** Begin Supplied material **

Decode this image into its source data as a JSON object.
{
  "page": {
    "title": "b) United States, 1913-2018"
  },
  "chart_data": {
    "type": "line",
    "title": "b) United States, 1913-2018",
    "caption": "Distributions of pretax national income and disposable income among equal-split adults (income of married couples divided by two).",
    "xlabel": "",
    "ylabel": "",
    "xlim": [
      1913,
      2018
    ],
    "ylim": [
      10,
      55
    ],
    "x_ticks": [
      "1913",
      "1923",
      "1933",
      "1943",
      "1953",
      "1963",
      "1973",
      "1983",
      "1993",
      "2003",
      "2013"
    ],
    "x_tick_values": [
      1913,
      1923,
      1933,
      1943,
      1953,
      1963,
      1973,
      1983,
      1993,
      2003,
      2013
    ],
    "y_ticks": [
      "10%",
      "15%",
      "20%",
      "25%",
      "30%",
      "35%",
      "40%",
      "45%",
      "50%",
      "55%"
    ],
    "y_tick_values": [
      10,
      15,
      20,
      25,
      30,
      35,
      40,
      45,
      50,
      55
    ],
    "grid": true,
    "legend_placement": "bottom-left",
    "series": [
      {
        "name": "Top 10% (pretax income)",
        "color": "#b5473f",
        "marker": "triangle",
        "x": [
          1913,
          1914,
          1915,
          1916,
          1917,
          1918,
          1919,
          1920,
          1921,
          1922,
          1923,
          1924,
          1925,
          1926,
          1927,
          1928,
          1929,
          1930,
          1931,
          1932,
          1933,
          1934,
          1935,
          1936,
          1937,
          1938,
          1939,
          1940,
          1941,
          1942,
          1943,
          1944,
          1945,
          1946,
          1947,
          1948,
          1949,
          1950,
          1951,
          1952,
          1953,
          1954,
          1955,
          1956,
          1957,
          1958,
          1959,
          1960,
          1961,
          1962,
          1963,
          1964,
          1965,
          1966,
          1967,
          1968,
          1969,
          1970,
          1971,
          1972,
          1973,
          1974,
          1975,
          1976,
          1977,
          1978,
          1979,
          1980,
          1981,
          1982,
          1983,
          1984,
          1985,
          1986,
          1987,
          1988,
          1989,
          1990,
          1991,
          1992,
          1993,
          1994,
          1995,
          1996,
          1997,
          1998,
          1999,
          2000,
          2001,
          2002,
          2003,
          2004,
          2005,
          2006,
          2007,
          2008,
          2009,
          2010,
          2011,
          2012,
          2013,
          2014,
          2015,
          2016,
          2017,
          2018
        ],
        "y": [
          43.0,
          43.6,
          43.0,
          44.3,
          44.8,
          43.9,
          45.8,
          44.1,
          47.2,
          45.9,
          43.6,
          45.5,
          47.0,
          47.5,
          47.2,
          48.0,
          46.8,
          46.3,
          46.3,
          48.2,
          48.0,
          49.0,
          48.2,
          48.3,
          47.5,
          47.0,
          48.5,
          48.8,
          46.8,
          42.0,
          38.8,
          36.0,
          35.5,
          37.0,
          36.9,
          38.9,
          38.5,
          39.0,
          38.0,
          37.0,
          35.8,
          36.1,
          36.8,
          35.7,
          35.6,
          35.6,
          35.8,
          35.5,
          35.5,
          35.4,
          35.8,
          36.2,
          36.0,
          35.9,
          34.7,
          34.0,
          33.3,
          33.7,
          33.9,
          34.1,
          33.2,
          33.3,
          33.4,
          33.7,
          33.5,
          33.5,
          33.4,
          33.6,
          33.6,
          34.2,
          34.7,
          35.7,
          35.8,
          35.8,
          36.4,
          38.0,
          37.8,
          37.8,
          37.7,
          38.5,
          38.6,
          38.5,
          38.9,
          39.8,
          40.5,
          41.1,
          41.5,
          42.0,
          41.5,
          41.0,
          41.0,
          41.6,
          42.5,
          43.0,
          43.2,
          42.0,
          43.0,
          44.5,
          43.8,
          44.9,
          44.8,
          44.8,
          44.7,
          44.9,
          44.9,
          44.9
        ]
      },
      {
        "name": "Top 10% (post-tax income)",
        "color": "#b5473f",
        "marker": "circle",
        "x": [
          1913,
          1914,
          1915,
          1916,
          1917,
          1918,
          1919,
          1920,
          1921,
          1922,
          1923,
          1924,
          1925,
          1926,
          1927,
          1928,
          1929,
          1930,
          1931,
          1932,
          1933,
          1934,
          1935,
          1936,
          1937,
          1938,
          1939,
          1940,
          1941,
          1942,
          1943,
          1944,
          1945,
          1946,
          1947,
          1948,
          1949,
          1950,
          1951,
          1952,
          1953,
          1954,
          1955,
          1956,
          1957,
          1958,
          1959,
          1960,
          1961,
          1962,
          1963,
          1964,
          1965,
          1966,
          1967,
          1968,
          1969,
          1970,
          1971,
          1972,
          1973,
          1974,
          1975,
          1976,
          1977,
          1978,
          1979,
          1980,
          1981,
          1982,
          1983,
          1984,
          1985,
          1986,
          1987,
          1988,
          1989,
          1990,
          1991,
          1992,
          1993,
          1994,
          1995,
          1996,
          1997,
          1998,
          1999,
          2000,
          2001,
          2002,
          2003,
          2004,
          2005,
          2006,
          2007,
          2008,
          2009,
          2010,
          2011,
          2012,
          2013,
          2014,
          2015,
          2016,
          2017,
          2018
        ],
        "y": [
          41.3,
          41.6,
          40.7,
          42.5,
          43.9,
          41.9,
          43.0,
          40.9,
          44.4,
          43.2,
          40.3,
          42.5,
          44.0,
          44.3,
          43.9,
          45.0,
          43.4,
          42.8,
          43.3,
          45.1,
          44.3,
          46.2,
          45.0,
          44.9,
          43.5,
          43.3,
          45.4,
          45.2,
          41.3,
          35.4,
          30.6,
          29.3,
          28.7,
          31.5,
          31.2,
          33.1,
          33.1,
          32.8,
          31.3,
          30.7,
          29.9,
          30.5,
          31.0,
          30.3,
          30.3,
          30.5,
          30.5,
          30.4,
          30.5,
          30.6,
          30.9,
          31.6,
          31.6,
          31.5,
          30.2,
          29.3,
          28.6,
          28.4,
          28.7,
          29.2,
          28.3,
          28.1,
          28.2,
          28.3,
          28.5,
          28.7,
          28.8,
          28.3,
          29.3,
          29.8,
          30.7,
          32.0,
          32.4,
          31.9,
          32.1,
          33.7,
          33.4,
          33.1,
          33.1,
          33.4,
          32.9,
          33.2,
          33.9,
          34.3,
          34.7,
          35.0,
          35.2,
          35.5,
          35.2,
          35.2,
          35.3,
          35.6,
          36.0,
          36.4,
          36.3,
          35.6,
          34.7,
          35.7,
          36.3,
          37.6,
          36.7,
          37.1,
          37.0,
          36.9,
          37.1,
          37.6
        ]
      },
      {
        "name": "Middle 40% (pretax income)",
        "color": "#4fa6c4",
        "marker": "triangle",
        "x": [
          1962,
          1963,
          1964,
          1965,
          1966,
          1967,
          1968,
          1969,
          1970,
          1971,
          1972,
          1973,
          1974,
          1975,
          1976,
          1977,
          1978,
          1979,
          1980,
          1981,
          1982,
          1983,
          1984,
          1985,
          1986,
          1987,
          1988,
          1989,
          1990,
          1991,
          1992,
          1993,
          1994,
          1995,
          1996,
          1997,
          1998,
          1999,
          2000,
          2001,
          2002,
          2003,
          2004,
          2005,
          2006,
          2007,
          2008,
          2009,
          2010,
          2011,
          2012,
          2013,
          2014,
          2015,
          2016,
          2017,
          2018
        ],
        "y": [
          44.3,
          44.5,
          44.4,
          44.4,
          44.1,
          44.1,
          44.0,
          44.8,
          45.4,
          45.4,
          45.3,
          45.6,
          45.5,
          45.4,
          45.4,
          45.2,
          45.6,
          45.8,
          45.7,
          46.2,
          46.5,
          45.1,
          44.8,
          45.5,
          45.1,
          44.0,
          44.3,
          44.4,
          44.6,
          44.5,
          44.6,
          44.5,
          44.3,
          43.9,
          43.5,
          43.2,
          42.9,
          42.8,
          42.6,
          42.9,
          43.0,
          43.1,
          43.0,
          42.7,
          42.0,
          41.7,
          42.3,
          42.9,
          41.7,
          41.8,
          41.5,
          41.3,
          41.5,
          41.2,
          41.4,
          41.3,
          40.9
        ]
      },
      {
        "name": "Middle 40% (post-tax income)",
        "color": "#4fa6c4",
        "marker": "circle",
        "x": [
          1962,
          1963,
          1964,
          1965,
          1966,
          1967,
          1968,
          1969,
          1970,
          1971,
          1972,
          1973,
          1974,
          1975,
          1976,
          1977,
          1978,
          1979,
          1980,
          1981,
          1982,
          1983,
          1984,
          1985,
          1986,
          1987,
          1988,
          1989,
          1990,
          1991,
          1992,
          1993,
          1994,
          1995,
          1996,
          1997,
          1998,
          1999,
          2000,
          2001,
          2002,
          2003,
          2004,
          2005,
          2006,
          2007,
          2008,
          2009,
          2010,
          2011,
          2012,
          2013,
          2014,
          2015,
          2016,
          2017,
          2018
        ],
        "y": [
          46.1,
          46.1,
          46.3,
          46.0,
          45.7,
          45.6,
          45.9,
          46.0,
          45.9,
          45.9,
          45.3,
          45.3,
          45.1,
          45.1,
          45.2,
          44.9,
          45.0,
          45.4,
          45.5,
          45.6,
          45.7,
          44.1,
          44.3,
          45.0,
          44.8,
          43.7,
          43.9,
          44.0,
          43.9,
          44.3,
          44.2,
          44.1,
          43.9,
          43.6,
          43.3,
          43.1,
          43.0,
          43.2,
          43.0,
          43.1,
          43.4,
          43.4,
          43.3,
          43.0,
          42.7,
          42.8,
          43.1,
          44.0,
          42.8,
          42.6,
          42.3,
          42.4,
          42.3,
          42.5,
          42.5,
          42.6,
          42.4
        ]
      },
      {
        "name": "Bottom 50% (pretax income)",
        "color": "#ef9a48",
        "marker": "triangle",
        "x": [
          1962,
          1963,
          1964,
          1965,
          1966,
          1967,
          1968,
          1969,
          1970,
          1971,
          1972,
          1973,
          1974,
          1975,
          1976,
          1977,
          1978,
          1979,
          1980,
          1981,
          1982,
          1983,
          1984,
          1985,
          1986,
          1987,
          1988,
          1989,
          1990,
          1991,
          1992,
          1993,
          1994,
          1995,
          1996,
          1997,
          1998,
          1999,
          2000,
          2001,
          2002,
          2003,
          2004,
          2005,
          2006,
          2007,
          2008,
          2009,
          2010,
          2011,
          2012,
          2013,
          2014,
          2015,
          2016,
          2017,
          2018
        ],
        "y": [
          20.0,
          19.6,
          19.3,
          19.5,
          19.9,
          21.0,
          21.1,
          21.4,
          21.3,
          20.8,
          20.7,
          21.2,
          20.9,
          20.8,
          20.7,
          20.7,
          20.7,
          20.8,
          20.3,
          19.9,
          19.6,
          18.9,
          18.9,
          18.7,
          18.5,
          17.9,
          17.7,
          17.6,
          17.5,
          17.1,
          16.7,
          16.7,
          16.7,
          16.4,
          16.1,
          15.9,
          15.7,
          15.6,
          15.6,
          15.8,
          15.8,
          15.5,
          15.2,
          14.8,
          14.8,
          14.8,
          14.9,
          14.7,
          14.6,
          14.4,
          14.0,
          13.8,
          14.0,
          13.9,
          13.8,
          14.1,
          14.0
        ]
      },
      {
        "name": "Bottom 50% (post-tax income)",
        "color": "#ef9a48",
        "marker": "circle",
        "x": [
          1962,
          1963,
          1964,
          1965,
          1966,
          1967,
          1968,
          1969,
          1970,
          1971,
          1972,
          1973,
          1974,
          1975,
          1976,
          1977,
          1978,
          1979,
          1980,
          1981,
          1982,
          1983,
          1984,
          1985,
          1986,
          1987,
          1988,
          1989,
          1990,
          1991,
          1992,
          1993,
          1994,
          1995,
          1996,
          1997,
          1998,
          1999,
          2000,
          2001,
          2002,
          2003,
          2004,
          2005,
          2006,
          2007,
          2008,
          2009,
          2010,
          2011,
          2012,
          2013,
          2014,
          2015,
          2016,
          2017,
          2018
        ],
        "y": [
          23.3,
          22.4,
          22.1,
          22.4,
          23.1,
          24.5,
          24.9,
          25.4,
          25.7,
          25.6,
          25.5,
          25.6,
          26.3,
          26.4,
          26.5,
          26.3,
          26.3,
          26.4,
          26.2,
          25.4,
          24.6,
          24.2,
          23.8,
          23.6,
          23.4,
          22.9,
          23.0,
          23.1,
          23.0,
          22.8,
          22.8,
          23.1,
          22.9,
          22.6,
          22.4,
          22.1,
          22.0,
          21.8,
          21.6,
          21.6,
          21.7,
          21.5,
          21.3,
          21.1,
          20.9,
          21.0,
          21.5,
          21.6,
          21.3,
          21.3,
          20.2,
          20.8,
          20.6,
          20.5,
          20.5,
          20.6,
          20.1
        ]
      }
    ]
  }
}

** End Supplied material **

* [Given request] Copy each line of the entries that includes the word "income".

* [Task output]
    "caption": "Distributions of pretax national income and disposable income among equal-split adults (income of married couples divided by two).",
        "name": "Top 10% (pretax income)",
        "name": "Top 10% (post-tax income)",
        "name": "Middle 40% (pretax income)",
        "name": "Middle 40% (post-tax income)",
        "name": "Bottom 50% (pretax income)",
        "name": "Bottom 50% (post-tax income)",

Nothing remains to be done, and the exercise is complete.